** BEGIN PROVIDED DATA **

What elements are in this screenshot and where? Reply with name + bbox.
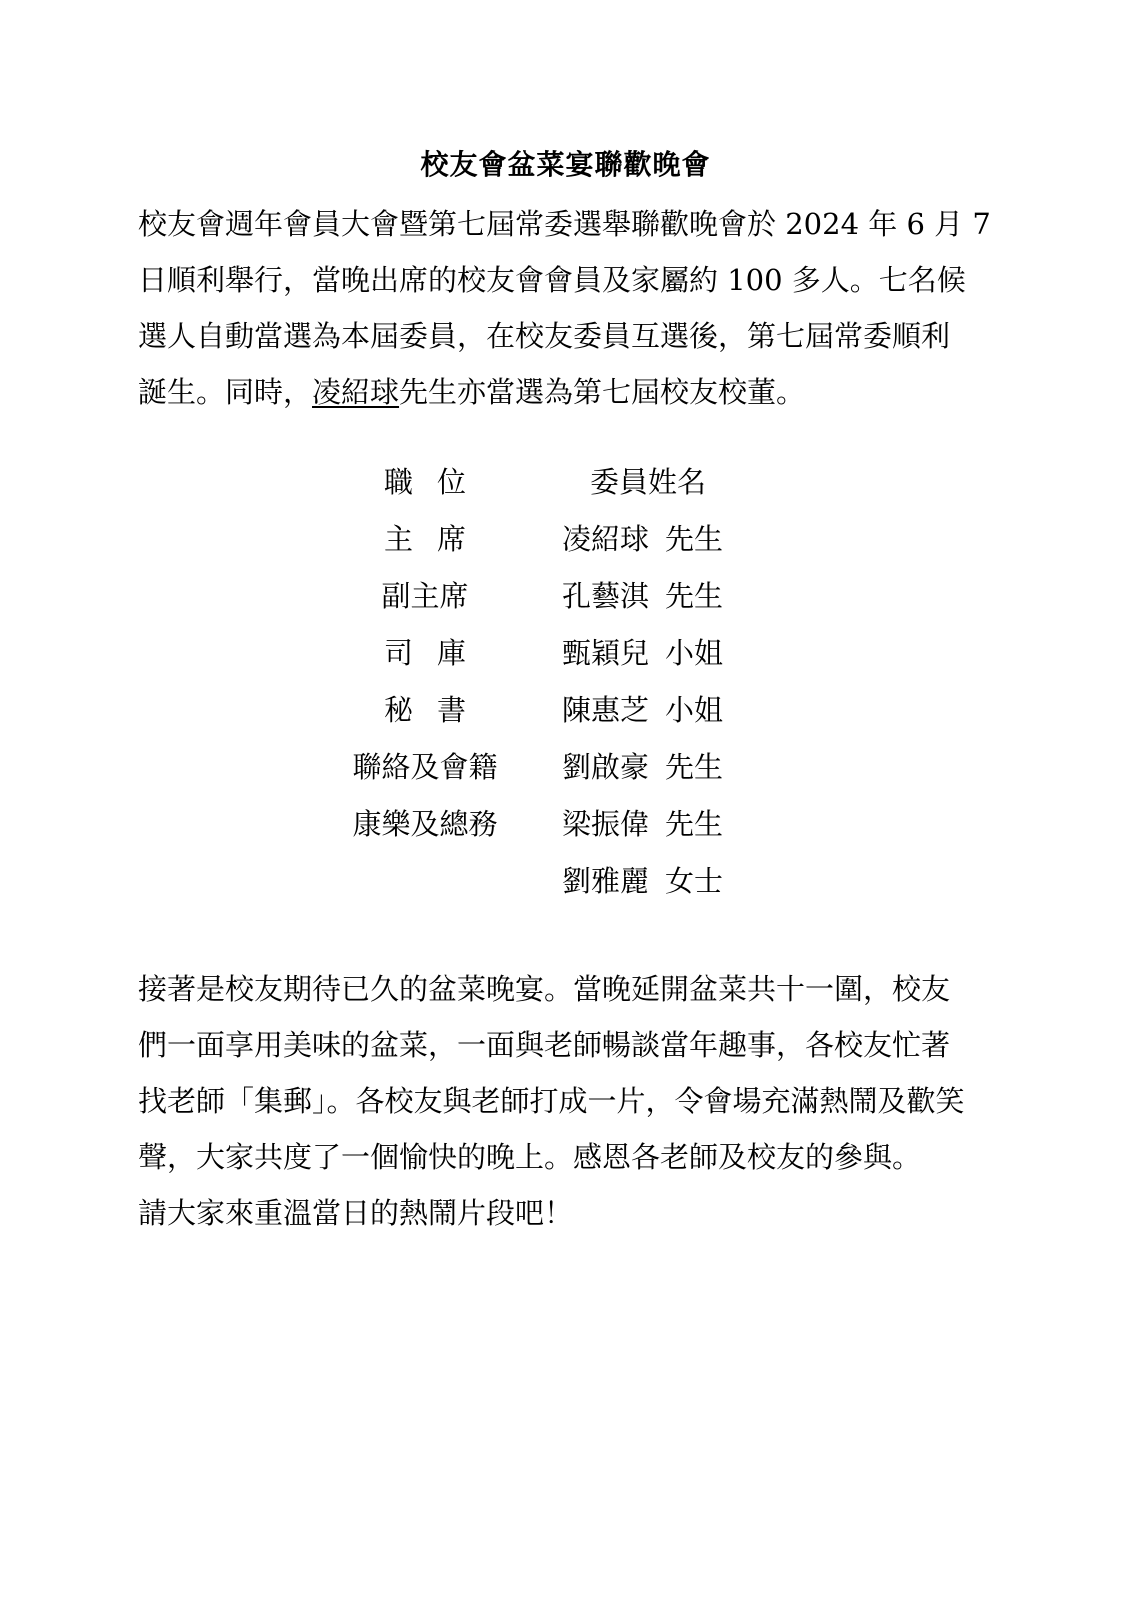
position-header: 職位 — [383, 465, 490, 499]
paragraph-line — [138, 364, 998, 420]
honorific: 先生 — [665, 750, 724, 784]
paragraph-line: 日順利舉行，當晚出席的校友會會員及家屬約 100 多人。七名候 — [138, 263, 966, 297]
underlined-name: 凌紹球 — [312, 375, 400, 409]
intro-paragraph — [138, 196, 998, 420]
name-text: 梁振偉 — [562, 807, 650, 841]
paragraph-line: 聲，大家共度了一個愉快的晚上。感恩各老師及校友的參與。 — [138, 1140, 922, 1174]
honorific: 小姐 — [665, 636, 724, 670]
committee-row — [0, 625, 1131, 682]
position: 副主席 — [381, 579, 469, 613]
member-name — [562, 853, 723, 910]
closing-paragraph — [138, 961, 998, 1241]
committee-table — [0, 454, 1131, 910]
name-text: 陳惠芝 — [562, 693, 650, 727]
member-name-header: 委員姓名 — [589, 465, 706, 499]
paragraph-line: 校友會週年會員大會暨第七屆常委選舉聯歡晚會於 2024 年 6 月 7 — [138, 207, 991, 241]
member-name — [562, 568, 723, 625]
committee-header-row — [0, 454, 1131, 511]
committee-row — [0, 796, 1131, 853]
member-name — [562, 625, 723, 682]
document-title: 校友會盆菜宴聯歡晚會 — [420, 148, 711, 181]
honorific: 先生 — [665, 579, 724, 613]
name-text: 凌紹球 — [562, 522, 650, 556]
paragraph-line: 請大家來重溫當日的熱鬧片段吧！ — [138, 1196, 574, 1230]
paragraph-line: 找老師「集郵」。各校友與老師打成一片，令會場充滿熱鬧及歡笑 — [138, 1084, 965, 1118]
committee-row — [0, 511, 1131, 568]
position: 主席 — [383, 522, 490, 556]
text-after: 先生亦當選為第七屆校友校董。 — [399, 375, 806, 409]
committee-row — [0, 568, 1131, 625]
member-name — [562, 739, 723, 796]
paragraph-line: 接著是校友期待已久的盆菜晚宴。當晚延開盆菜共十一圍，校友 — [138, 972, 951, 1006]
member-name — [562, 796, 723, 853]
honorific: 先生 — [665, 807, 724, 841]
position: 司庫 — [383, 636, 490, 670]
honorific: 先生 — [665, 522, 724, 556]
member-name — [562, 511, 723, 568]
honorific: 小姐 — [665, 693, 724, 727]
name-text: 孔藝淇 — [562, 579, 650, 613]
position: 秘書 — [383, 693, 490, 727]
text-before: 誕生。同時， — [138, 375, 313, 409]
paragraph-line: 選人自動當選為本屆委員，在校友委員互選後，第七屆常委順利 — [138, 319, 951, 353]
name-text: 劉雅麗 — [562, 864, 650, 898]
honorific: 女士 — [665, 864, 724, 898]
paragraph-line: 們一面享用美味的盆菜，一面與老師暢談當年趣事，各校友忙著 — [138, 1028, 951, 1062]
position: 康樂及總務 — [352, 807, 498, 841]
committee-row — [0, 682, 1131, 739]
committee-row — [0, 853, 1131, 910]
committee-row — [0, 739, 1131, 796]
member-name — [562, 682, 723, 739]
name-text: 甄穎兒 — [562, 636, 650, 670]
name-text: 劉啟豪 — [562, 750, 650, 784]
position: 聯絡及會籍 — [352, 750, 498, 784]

** END PROVIDED DATA **

Turn every line of the material above into a numbered list, dropping any blank lines, and leave the picture out of your answer.

1. What elements are in this screenshot and where? Reply with name + bbox.
2. position-header: 職位 — [383, 465, 490, 499]
3. paragraph-line — [138, 364, 998, 420]
4. honorific: 先生 — [665, 750, 724, 784]
5. paragraph-line: 日順利舉行，當晚出席的校友會會員及家屬約 100 多人。七名候 — [138, 263, 966, 297]
6. underlined-name: 凌紹球 — [312, 375, 400, 409]
7. intro-paragraph — [138, 196, 998, 420]
8. name-text: 梁振偉 — [562, 807, 650, 841]
9. paragraph-line: 聲，大家共度了一個愉快的晚上。感恩各老師及校友的參與。 — [138, 1140, 922, 1174]
10. honorific: 小姐 — [665, 636, 724, 670]
11. committee-row — [0, 625, 1131, 682]
12. position: 副主席 — [381, 579, 469, 613]
13. member-name — [562, 853, 723, 910]
14. closing-paragraph — [138, 961, 998, 1241]
15. committee-table — [0, 454, 1131, 910]
16. name-text: 陳惠芝 — [562, 693, 650, 727]
17. member-name-header: 委員姓名 — [589, 465, 706, 499]
18. paragraph-line: 校友會週年會員大會暨第七屆常委選舉聯歡晚會於 2024 年 6 月 7 — [138, 207, 991, 241]
19. member-name — [562, 568, 723, 625]
20. committee-header-row — [0, 454, 1131, 511]
21. committee-row — [0, 796, 1131, 853]
22. member-name — [562, 625, 723, 682]
23. document-title: 校友會盆菜宴聯歡晚會 — [420, 148, 711, 181]
24. honorific: 先生 — [665, 579, 724, 613]
25. name-text: 凌紹球 — [562, 522, 650, 556]
26. paragraph-line: 請大家來重溫當日的熱鬧片段吧！ — [138, 1196, 574, 1230]
27. paragraph-line: 找老師「集郵」。各校友與老師打成一片，令會場充滿熱鬧及歡笑 — [138, 1084, 965, 1118]
28. committee-row — [0, 511, 1131, 568]
29. position: 主席 — [383, 522, 490, 556]
30. text-after: 先生亦當選為第七屆校友校董。 — [399, 375, 806, 409]
31. committee-row — [0, 568, 1131, 625]
32. member-name — [562, 739, 723, 796]
33. paragraph-line: 接著是校友期待已久的盆菜晚宴。當晚延開盆菜共十一圍，校友 — [138, 972, 951, 1006]
34. member-name — [562, 796, 723, 853]
35. honorific: 先生 — [665, 807, 724, 841]
36. position: 司庫 — [383, 636, 490, 670]
37. honorific: 先生 — [665, 522, 724, 556]
38. member-name — [562, 511, 723, 568]
39. honorific: 小姐 — [665, 693, 724, 727]
40. name-text: 孔藝淇 — [562, 579, 650, 613]
41. position: 秘書 — [383, 693, 490, 727]
42. text-before: 誕生。同時， — [138, 375, 313, 409]
43. paragraph-line: 選人自動當選為本屆委員，在校友委員互選後，第七屆常委順利 — [138, 319, 951, 353]
44. name-text: 劉雅麗 — [562, 864, 650, 898]
45. honorific: 女士 — [665, 864, 724, 898]
46. paragraph-line: 們一面享用美味的盆菜，一面與老師暢談當年趣事，各校友忙著 — [138, 1028, 951, 1062]
47. position: 康樂及總務 — [352, 807, 498, 841]
48. committee-row — [0, 682, 1131, 739]
49. committee-row — [0, 853, 1131, 910]
50. committee-row — [0, 739, 1131, 796]
51. member-name — [562, 682, 723, 739]
52. name-text: 甄穎兒 — [562, 636, 650, 670]
53. name-text: 劉啟豪 — [562, 750, 650, 784]
54. position: 聯絡及會籍 — [352, 750, 498, 784]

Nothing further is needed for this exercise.